SHORT PROBLEM
Gather the lines that hold the string "ylabel".

Records from a collection of figures
## begin
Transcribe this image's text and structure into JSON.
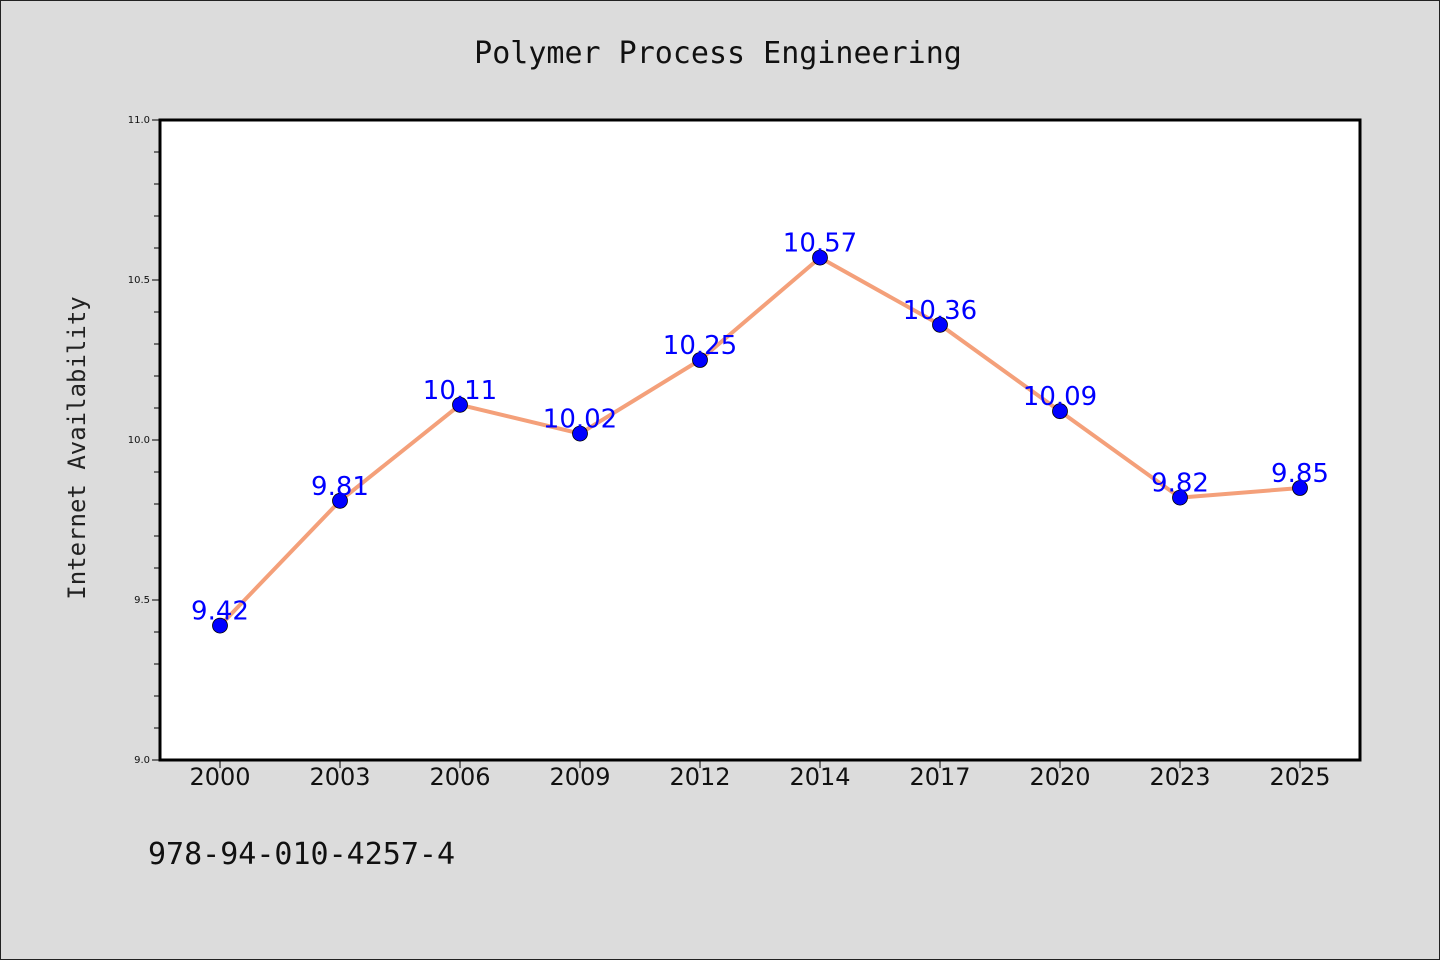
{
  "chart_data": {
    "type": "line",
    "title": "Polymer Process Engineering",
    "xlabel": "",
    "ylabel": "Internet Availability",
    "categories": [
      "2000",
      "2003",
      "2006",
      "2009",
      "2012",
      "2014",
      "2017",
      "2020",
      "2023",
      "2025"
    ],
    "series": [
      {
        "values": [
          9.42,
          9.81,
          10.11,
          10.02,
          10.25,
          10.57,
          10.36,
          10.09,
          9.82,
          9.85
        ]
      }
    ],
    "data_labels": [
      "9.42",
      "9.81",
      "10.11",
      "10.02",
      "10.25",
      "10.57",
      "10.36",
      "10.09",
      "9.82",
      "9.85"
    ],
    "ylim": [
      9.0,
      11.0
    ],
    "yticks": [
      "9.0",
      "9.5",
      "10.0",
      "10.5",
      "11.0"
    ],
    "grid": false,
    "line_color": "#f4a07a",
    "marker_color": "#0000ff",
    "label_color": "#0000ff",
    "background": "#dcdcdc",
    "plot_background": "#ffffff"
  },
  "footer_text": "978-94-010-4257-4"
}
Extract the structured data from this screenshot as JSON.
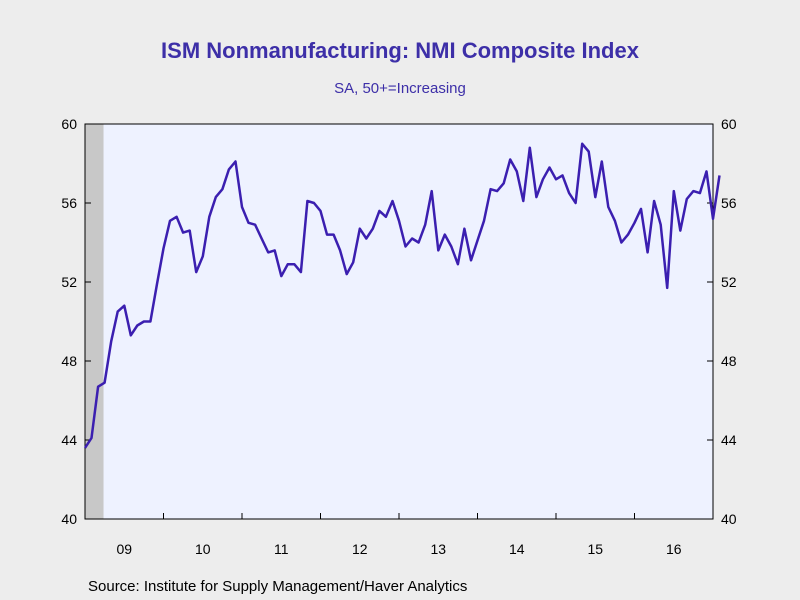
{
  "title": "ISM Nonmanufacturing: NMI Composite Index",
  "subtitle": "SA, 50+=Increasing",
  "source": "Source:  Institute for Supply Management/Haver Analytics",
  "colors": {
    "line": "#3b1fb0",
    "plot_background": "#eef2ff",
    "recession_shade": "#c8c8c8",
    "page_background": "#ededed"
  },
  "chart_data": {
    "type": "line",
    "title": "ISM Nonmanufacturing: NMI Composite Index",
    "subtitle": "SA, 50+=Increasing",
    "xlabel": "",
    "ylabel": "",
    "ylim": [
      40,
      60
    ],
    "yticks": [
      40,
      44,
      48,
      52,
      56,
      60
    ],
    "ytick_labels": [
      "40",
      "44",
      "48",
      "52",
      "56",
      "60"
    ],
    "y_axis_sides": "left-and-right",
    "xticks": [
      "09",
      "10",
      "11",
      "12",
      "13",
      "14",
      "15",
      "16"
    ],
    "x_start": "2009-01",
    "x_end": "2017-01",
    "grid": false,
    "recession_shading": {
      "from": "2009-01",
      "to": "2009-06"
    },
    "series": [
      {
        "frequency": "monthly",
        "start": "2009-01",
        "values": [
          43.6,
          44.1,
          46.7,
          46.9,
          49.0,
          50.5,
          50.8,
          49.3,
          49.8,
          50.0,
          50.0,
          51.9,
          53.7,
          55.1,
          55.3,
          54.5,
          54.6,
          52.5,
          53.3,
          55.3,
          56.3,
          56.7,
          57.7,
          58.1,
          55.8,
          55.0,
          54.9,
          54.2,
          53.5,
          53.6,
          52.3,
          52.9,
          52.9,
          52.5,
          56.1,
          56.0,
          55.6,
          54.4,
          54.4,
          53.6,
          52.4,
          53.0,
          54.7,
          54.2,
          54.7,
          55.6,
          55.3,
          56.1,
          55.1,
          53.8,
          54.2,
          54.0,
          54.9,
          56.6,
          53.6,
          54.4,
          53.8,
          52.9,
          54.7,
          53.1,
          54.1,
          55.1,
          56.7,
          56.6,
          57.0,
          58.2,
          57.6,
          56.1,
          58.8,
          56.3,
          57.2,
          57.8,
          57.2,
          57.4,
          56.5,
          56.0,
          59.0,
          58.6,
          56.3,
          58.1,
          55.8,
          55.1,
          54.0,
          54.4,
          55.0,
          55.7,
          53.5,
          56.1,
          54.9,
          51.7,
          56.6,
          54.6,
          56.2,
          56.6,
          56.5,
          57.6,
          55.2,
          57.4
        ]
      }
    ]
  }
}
## end
## begin
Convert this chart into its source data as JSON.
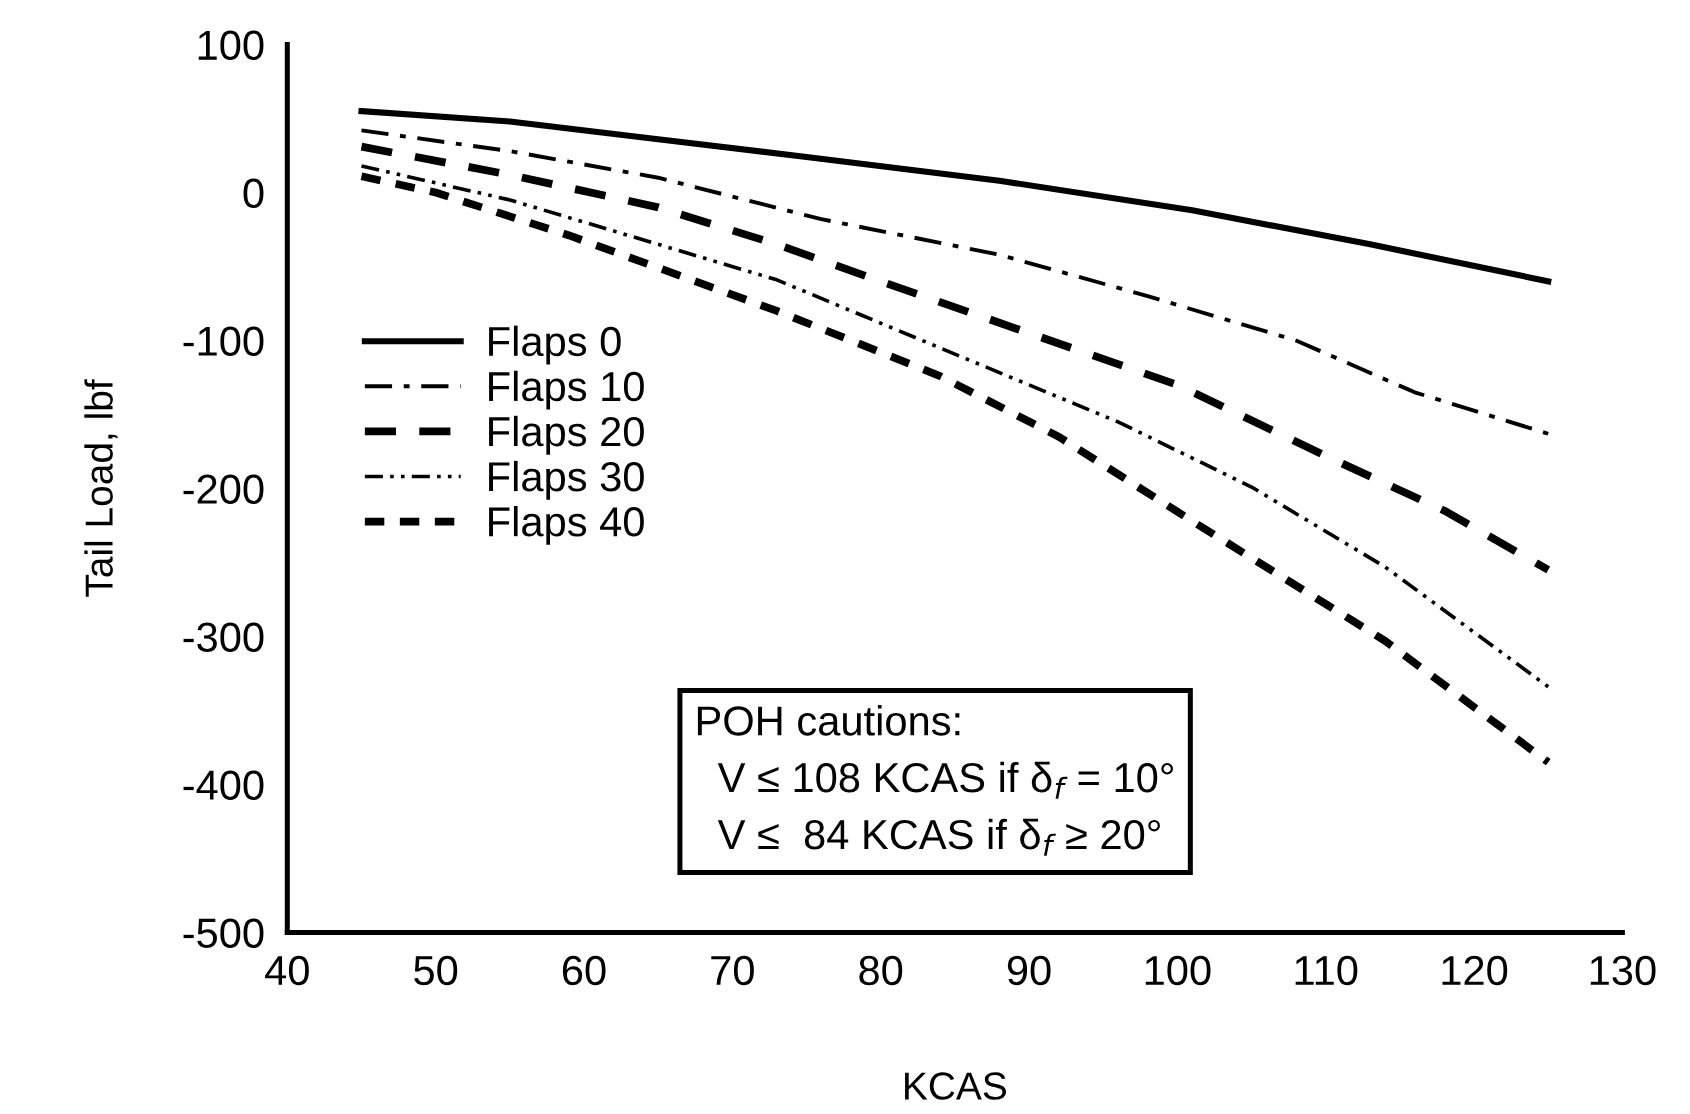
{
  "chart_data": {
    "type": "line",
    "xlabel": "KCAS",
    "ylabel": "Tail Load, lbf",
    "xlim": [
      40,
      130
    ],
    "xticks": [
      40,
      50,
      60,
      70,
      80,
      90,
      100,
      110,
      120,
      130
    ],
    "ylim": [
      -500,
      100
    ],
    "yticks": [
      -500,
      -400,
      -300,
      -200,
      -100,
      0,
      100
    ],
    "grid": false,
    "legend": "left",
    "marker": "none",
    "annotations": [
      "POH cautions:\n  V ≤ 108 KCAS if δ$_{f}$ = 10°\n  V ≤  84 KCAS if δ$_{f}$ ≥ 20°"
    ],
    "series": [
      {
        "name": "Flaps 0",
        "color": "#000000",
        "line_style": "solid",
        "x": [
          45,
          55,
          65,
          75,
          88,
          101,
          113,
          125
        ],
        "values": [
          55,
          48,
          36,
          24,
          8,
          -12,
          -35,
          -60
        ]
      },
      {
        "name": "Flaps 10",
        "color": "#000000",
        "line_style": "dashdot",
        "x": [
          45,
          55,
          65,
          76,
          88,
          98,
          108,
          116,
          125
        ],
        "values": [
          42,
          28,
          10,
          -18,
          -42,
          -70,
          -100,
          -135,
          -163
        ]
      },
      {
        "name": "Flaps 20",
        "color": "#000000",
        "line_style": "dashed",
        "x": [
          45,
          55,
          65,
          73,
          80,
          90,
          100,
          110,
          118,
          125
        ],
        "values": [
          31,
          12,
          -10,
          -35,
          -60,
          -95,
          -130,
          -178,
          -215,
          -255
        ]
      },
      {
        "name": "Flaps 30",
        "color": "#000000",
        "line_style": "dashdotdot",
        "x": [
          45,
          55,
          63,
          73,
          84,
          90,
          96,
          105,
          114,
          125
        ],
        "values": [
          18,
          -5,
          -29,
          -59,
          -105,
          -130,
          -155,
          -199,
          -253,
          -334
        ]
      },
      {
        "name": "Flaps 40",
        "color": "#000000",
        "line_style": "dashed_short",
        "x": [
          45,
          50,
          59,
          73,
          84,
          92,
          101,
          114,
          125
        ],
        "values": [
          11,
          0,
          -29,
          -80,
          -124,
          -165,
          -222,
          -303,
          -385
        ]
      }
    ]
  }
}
## end
RESPONSE
    "ylabel": "Internet Availability",
    "ylabel": "",
    "ylabel": "Tail Load, lbf",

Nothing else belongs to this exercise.